(Saved entries)
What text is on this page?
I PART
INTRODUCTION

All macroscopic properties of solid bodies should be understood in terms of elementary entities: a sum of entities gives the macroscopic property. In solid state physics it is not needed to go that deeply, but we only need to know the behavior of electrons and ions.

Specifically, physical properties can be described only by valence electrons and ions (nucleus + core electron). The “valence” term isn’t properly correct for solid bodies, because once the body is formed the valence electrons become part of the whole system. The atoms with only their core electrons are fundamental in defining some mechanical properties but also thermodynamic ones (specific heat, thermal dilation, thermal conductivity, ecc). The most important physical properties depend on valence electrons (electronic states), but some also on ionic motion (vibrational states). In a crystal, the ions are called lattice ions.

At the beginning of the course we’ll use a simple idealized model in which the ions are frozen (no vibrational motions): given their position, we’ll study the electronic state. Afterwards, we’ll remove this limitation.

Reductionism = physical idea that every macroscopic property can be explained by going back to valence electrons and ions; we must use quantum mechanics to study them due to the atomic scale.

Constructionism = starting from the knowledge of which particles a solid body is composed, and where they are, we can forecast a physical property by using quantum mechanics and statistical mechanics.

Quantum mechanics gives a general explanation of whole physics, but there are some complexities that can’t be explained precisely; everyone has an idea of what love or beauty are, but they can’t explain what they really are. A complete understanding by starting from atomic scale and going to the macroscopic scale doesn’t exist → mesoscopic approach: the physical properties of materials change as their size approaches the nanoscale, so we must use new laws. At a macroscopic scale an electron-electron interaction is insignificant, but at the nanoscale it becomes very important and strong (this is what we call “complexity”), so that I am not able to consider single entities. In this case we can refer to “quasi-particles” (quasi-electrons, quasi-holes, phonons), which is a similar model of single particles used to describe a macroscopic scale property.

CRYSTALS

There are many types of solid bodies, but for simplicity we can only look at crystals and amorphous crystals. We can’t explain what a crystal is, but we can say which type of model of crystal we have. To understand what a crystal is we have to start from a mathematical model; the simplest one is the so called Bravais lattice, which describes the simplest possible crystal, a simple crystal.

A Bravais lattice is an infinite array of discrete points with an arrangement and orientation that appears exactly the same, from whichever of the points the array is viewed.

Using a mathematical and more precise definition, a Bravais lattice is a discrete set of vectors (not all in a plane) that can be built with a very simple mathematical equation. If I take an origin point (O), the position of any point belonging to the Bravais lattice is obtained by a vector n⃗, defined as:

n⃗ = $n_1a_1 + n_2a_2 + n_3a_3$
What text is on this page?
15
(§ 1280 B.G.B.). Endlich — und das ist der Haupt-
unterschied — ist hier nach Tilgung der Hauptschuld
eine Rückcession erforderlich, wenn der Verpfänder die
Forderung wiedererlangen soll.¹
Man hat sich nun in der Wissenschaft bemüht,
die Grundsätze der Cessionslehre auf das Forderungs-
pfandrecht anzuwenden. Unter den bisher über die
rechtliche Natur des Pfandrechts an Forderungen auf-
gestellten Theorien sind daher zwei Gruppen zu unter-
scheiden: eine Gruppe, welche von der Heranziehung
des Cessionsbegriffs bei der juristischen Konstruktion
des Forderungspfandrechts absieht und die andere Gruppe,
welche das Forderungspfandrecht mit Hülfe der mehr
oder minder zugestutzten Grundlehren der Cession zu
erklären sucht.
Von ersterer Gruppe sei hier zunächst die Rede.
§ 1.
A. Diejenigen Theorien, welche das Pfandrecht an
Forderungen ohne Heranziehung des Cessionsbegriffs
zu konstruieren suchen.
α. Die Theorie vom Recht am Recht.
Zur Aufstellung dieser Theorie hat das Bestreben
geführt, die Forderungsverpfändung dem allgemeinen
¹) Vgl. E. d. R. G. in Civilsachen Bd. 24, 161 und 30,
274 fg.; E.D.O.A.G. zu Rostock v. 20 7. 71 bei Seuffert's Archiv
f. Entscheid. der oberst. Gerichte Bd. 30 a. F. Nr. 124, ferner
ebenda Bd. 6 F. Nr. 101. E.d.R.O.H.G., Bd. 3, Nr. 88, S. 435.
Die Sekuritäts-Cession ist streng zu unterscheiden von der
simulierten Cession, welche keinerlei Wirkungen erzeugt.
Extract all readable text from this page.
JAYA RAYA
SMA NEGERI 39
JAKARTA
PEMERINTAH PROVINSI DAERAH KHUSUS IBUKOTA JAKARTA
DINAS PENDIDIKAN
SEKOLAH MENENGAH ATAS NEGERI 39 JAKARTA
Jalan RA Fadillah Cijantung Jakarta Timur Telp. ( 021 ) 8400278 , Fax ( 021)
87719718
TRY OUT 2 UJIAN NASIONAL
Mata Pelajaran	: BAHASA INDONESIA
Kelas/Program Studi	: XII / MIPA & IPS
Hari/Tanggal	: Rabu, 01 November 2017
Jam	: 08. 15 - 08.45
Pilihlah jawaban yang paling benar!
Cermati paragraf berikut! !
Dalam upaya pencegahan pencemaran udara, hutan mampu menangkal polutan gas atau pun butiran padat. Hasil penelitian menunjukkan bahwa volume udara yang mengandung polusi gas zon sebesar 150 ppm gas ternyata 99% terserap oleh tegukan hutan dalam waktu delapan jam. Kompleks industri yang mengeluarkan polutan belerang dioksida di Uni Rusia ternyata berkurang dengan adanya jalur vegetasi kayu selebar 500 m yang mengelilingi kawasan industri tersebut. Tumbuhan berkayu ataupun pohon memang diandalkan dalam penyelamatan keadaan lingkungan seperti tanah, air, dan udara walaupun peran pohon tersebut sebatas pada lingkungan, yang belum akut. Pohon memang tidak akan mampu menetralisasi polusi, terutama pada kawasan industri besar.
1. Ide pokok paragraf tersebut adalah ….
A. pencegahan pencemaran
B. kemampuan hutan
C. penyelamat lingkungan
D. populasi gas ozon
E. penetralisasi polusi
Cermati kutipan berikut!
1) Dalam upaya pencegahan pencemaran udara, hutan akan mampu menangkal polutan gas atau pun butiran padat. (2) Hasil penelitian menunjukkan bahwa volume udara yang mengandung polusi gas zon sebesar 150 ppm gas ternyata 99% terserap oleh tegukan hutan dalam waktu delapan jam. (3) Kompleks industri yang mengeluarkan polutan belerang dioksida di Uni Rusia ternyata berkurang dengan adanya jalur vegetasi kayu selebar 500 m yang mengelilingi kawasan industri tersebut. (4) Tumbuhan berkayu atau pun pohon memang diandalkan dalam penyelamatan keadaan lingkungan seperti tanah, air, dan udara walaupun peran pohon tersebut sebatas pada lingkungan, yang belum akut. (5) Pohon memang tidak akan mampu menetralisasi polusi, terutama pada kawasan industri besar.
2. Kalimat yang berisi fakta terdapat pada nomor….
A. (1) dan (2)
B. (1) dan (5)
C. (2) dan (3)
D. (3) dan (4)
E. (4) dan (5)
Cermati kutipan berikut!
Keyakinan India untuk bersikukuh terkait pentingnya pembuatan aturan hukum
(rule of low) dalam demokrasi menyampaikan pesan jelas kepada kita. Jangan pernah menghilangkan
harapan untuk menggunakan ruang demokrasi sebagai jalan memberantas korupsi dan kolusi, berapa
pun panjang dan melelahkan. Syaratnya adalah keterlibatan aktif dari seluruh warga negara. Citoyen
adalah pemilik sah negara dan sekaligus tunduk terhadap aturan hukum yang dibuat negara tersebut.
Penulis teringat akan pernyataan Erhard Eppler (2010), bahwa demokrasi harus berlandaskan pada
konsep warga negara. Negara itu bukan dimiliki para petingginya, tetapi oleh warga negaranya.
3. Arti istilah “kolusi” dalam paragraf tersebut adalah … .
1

### TASK TO CARRY OUT
State only the count of lines above that hold the string "Cessionsbegriffs".

### FULL OUTPUT
2